Recorded data
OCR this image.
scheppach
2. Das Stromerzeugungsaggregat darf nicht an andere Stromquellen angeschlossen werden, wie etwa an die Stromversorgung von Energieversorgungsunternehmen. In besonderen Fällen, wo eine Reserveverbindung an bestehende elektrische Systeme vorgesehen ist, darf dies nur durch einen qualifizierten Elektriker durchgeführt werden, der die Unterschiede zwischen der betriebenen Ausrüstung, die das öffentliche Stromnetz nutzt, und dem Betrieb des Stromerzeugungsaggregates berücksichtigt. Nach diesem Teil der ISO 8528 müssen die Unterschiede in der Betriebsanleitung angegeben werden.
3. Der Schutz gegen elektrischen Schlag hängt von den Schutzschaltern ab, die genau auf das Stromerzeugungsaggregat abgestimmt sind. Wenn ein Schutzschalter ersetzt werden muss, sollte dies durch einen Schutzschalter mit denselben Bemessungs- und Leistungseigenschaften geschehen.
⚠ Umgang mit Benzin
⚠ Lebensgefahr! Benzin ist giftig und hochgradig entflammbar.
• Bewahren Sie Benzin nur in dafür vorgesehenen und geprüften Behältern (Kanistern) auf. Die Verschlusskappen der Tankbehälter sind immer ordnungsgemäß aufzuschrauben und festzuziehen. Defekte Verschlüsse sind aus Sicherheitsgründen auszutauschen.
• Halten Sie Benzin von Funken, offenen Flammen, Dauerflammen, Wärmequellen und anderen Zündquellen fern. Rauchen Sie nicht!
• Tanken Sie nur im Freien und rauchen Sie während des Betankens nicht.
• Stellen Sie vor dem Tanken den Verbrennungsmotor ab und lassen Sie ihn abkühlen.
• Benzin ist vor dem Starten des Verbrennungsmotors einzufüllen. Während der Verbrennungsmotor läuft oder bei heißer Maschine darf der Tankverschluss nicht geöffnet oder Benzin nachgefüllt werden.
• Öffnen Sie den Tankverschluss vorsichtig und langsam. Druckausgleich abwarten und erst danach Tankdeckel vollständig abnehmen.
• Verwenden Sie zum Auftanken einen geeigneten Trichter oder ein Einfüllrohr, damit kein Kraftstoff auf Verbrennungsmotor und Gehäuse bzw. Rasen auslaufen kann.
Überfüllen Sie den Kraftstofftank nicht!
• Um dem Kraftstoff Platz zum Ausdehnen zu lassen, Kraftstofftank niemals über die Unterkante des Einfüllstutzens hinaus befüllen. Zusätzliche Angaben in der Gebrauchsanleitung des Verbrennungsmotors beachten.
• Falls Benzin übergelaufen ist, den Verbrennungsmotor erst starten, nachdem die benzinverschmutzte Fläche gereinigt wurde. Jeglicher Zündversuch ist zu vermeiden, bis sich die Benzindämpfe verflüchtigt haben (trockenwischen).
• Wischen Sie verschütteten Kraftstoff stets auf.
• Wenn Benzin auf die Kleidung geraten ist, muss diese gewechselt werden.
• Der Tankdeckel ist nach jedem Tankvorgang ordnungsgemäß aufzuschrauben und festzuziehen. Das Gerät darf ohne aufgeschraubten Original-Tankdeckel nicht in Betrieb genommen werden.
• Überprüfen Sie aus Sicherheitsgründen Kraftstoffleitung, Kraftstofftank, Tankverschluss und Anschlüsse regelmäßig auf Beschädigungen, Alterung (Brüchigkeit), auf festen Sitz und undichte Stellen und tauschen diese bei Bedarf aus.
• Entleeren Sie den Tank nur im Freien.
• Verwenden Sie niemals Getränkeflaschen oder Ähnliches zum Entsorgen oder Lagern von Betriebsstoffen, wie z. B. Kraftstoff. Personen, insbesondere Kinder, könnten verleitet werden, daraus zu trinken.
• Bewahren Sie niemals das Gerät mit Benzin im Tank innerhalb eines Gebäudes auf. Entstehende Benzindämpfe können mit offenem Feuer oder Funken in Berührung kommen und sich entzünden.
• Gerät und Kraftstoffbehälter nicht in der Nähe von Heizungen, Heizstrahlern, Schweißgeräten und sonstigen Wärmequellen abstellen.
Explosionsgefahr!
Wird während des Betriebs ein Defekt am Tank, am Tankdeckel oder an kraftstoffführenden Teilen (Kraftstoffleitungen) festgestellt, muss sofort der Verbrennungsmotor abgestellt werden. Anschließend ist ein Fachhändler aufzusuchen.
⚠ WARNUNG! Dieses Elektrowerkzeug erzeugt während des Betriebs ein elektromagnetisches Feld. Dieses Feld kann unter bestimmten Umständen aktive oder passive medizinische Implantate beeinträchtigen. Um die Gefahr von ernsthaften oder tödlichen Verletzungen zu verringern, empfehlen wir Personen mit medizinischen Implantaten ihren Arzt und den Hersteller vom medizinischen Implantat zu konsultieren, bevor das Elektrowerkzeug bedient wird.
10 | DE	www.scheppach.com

--

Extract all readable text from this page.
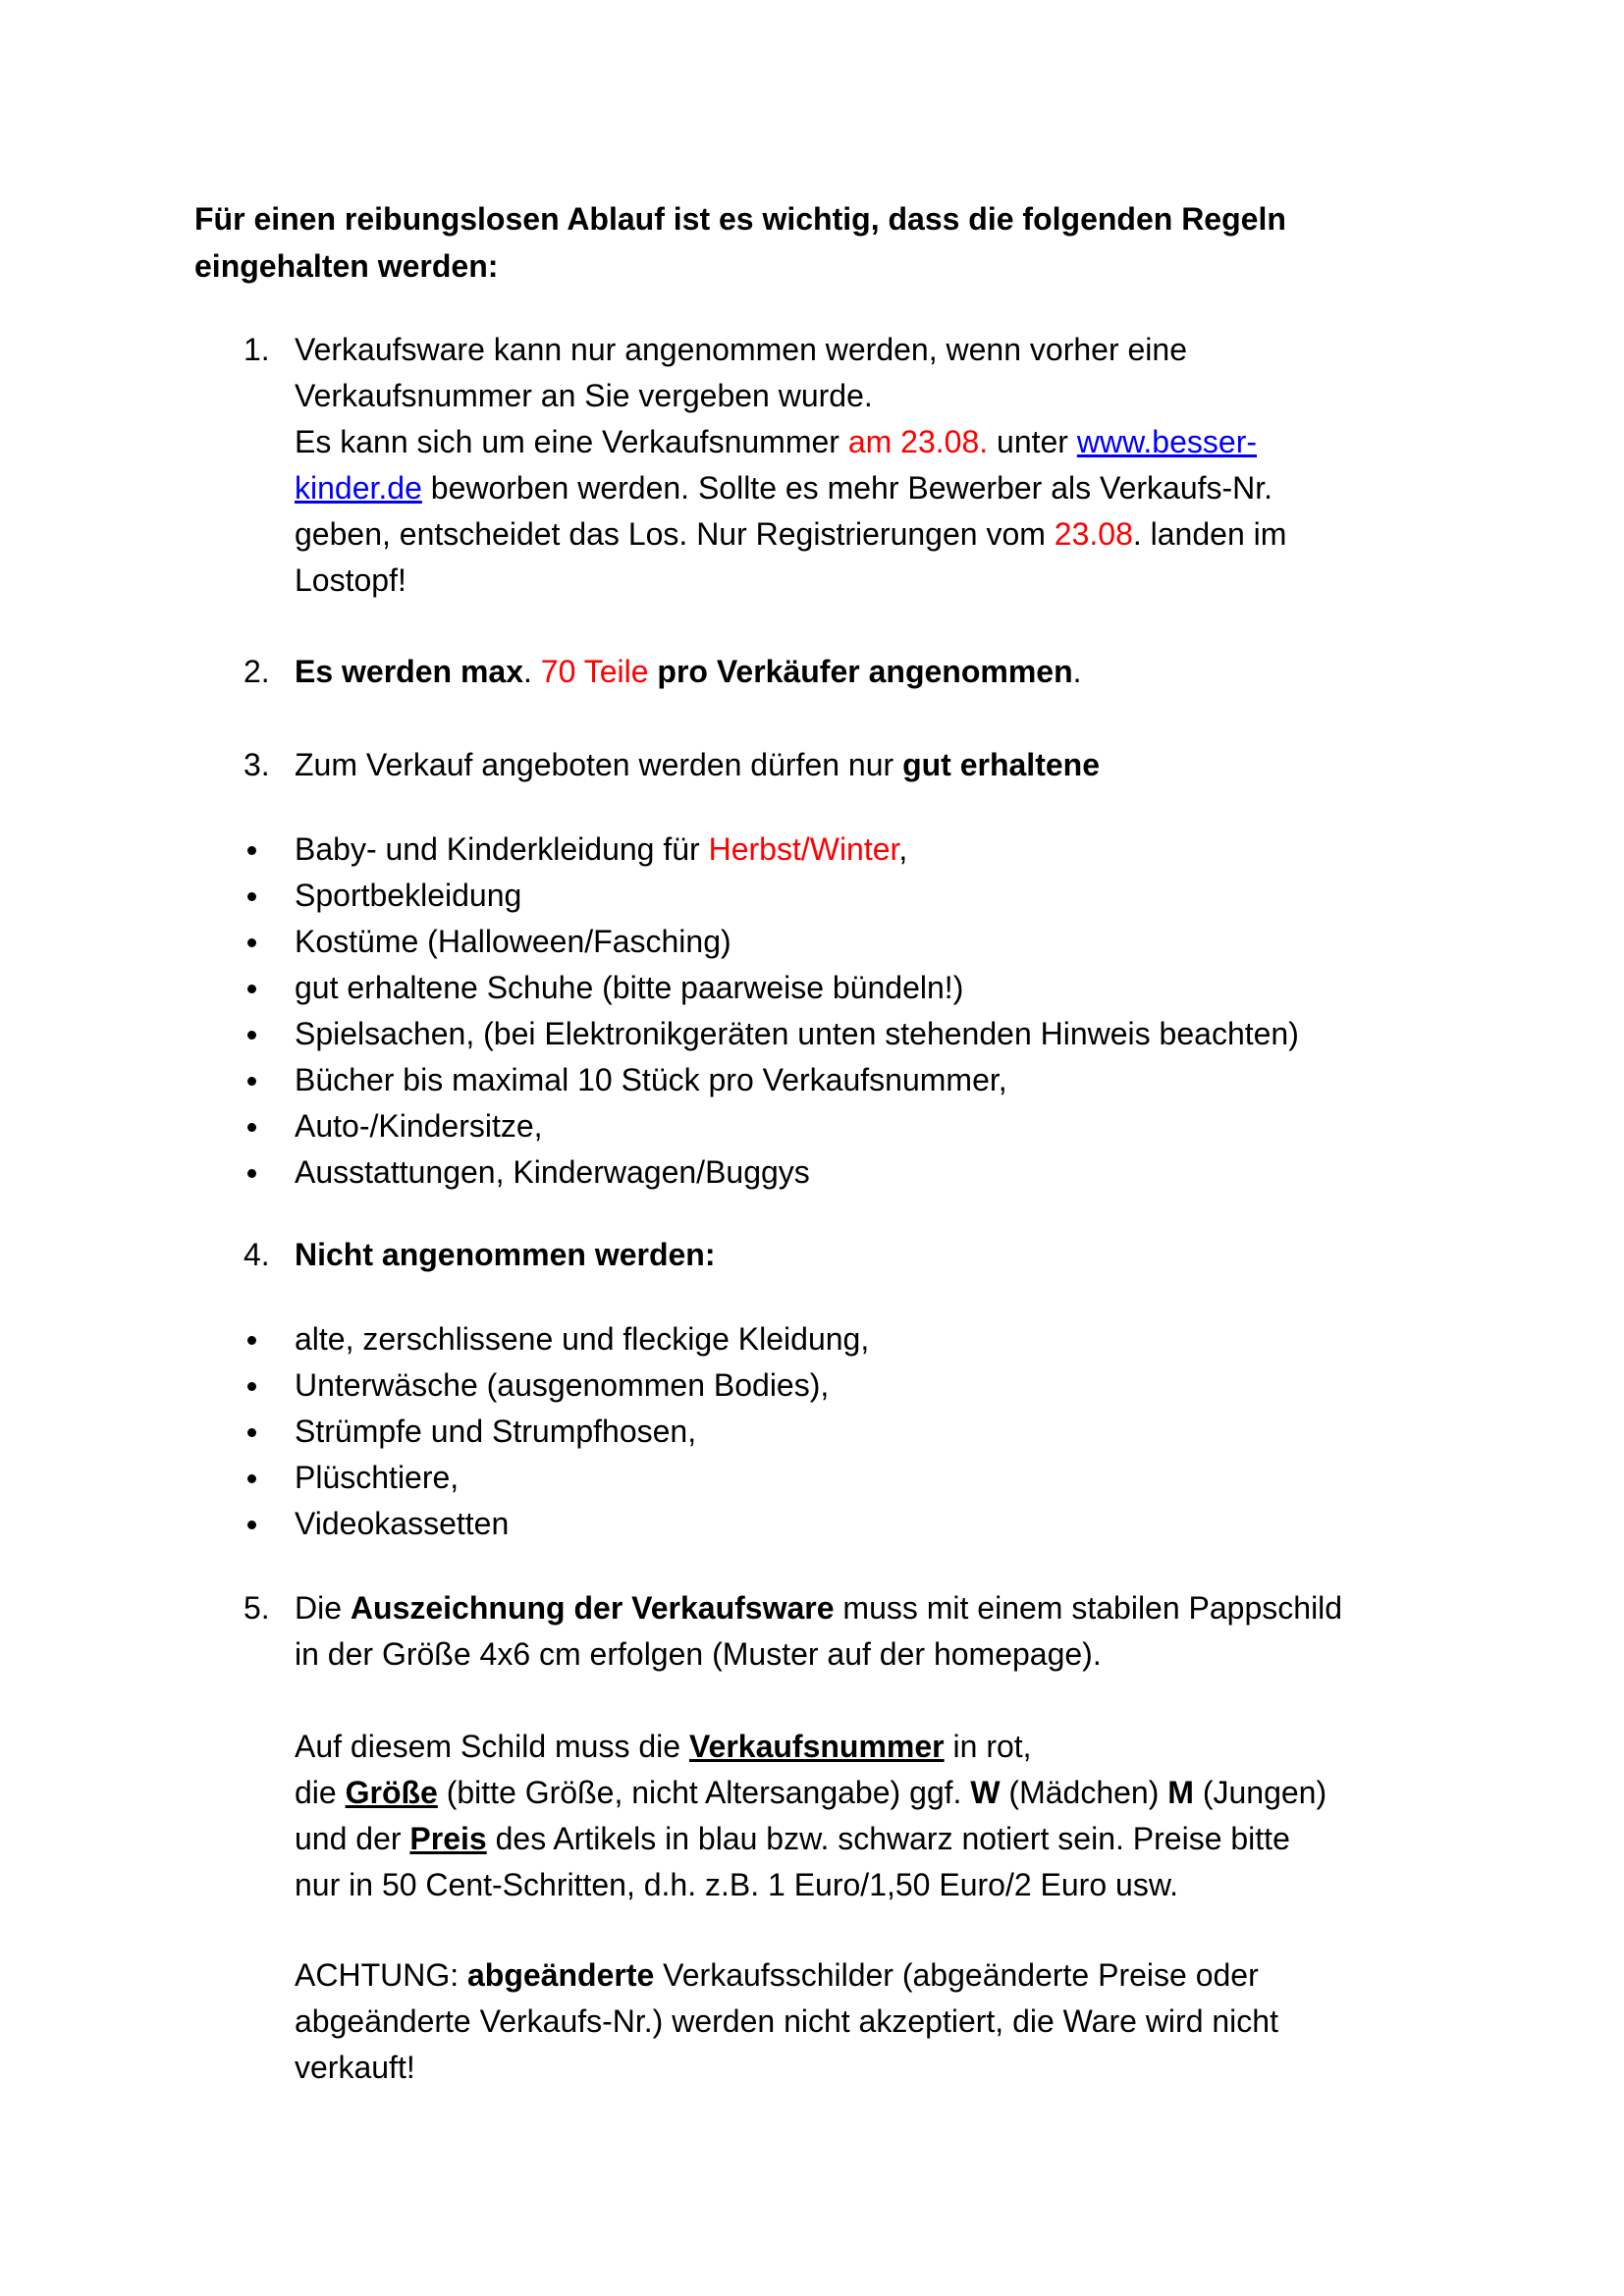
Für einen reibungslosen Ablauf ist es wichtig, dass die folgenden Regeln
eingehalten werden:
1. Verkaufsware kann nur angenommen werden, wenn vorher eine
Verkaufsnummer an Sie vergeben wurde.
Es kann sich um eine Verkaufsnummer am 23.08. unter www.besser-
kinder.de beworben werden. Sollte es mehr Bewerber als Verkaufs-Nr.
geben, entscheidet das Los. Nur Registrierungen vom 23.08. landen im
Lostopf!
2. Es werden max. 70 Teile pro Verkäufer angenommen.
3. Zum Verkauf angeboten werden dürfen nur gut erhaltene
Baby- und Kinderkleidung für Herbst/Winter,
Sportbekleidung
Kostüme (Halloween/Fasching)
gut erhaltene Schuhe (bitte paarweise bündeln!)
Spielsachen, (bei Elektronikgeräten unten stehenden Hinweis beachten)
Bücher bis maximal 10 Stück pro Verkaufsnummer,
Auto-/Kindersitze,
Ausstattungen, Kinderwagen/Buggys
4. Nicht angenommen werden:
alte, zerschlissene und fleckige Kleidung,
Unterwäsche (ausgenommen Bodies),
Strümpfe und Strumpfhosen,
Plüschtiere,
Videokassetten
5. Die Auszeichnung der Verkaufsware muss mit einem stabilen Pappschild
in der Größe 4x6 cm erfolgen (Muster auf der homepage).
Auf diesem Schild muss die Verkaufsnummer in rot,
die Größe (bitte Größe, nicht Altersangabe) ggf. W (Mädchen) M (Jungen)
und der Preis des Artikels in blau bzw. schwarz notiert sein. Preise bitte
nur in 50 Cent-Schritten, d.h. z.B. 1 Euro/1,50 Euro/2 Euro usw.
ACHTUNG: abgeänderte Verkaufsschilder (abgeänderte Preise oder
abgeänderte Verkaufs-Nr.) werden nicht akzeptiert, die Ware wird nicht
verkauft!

### WHAT NEEDS TO BE DONE
Lines in the data that hold "Personen" must be located and copied.

### ANSWER BOX
• Verwenden Sie niemals Getränkeflaschen oder Ähnliches zum Entsorgen oder Lagern von Betriebsstoffen, wie z. B. Kraftstoff. Personen, insbesondere Kinder, könnten verleitet werden, daraus zu trinken.
⚠ WARNUNG! Dieses Elektrowerkzeug erzeugt während des Betriebs ein elektromagnetisches Feld. Dieses Feld kann unter bestimmten Umständen aktive oder passive medizinische Implantate beeinträchtigen. Um die Gefahr von ernsthaften oder tödlichen Verletzungen zu verringern, empfehlen wir Personen mit medizinischen Implantaten ihren Arzt und den Hersteller vom medizinischen Implantat zu konsultieren, bevor das Elektrowerkzeug bedient wird.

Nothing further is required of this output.